▼
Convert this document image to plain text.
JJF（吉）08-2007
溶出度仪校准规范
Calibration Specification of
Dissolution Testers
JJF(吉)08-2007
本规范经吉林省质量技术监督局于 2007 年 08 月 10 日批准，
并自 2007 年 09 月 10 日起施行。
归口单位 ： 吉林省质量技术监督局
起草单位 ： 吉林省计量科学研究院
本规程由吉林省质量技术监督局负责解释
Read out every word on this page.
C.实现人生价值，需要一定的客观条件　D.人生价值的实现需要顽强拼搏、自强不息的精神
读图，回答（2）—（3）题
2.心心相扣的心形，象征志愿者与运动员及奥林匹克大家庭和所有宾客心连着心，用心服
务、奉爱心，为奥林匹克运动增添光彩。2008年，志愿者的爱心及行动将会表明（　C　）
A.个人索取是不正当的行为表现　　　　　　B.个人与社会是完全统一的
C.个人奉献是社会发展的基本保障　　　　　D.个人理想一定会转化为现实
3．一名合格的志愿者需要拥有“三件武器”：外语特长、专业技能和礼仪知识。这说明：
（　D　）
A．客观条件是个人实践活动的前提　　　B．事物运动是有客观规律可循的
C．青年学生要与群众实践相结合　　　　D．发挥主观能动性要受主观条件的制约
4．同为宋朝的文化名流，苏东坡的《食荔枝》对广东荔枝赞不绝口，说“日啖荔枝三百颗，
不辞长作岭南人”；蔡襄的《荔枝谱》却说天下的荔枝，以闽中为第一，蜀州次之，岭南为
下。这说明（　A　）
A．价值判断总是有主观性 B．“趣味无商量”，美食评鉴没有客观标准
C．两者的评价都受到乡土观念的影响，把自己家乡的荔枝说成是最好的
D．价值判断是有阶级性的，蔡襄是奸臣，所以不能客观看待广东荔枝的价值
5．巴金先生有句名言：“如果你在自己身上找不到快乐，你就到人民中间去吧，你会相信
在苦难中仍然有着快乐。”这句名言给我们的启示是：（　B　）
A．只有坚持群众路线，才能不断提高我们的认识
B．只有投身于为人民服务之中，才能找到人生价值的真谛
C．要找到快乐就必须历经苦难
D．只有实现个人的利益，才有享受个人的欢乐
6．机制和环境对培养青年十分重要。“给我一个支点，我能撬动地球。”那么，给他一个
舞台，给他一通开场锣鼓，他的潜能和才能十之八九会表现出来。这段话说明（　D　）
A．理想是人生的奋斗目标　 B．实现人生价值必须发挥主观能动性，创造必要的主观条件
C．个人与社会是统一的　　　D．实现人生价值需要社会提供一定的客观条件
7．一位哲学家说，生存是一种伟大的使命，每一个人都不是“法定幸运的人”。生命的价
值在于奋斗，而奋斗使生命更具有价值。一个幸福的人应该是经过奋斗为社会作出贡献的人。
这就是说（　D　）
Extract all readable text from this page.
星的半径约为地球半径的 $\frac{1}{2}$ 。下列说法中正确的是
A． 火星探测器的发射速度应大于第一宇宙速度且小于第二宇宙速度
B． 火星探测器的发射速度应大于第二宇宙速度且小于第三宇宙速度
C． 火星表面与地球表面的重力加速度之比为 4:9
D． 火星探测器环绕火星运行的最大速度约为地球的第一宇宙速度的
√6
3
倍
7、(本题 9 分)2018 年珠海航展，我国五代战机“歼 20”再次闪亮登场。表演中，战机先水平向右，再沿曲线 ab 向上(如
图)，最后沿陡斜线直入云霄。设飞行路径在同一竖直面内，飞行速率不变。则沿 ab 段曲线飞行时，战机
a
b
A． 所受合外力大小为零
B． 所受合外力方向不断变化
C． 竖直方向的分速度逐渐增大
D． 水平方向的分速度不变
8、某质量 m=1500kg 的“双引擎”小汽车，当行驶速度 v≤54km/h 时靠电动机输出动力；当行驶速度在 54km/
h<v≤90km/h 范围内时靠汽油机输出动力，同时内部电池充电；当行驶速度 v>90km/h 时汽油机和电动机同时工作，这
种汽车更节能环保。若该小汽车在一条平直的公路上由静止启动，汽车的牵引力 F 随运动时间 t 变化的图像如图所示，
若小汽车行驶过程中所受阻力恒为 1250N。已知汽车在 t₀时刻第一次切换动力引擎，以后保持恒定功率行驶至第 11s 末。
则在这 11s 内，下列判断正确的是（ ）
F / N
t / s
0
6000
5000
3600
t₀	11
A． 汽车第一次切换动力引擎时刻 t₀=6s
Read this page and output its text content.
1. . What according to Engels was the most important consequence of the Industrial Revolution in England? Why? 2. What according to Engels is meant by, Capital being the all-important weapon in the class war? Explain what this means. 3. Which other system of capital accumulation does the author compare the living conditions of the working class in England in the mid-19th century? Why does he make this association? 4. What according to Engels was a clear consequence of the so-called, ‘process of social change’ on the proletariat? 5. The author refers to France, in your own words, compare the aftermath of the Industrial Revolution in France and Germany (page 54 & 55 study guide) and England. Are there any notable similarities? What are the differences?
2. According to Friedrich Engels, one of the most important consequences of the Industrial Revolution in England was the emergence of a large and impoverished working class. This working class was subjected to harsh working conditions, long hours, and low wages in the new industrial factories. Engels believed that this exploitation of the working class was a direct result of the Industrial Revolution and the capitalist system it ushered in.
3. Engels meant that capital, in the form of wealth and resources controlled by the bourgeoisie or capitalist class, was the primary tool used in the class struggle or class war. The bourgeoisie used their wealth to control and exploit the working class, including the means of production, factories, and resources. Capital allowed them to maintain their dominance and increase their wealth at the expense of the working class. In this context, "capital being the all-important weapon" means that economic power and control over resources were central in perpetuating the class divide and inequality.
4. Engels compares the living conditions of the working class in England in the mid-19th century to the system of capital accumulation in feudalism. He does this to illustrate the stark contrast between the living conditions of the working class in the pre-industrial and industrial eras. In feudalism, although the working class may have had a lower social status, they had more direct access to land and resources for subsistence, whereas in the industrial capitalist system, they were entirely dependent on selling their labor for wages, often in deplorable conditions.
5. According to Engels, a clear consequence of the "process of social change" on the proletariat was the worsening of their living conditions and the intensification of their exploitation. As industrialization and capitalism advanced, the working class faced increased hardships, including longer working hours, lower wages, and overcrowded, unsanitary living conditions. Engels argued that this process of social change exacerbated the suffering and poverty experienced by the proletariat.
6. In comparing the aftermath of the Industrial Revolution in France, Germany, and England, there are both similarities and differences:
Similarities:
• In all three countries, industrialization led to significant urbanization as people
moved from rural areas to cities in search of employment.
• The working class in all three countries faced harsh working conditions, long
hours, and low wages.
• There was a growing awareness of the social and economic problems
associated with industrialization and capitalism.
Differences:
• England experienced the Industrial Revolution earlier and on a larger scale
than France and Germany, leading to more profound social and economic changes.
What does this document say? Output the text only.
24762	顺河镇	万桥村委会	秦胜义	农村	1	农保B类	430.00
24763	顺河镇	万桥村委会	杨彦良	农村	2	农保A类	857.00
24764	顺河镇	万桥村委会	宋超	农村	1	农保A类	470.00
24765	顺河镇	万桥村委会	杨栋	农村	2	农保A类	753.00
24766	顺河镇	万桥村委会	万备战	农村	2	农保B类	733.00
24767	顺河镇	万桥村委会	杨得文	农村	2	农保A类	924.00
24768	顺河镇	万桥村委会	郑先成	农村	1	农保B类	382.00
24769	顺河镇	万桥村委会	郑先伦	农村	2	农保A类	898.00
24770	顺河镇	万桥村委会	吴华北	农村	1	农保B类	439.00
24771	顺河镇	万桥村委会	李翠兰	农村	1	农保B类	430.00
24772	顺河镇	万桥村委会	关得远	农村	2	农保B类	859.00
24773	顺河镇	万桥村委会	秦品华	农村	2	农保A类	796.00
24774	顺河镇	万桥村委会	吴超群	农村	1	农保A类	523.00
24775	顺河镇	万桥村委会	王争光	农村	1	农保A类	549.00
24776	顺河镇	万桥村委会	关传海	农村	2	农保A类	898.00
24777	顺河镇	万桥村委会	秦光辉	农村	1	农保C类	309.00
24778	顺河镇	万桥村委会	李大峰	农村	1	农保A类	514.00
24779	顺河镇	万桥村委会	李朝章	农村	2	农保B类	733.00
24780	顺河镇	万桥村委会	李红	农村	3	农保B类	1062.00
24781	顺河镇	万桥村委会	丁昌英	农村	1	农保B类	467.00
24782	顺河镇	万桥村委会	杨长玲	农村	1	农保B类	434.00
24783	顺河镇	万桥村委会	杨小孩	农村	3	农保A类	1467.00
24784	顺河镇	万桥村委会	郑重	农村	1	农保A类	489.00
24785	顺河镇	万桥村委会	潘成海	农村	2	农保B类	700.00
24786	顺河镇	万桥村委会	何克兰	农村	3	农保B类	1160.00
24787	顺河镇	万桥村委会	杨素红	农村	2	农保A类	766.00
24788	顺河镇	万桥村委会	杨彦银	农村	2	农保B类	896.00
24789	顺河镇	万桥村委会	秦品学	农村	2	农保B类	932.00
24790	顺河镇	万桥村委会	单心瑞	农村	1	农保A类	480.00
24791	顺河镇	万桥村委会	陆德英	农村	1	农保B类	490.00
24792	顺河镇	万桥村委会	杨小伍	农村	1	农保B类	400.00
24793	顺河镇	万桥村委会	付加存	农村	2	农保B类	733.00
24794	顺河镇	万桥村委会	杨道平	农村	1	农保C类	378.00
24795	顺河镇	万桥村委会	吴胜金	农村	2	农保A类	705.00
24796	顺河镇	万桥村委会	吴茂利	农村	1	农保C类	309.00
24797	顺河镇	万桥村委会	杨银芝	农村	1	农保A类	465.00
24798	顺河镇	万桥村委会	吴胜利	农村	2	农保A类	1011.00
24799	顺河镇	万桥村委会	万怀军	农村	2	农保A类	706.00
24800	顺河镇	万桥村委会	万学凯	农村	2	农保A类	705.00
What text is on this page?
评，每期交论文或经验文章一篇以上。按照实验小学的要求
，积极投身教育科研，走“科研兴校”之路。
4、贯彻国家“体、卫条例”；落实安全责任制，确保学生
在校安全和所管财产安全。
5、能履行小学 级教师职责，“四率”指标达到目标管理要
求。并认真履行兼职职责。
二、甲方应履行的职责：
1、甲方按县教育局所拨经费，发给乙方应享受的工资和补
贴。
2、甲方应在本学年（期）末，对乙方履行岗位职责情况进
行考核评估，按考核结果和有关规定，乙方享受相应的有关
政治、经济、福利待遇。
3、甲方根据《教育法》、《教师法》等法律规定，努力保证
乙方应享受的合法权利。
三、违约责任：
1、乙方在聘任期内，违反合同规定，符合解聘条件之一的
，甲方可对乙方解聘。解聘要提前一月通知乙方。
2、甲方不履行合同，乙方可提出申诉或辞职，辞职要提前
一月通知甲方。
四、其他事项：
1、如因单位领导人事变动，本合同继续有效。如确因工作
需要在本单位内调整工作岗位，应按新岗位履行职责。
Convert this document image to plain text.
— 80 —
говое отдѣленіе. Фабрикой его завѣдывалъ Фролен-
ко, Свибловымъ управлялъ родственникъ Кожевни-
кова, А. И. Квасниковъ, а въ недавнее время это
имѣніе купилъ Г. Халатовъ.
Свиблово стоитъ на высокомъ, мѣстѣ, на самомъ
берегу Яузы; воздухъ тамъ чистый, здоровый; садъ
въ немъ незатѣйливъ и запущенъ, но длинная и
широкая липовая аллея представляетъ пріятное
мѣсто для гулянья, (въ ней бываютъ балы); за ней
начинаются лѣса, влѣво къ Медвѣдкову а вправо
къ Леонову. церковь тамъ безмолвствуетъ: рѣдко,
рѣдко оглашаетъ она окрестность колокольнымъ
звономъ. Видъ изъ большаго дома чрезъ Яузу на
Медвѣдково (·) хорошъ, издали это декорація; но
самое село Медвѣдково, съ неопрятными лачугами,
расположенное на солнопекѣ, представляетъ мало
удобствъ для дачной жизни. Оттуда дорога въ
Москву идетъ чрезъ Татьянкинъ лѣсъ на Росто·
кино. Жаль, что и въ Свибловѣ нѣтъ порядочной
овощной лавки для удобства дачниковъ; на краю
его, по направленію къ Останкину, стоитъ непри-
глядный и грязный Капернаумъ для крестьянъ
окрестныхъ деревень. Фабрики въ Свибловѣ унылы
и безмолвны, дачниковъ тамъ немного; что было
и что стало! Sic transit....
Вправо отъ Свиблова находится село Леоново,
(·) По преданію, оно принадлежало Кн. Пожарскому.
▲
▸ Exercise directions
Each line that contains the string "Медвѣдково" counts once; report how many such lines the entries have, giving only the number.

▸ Full response
2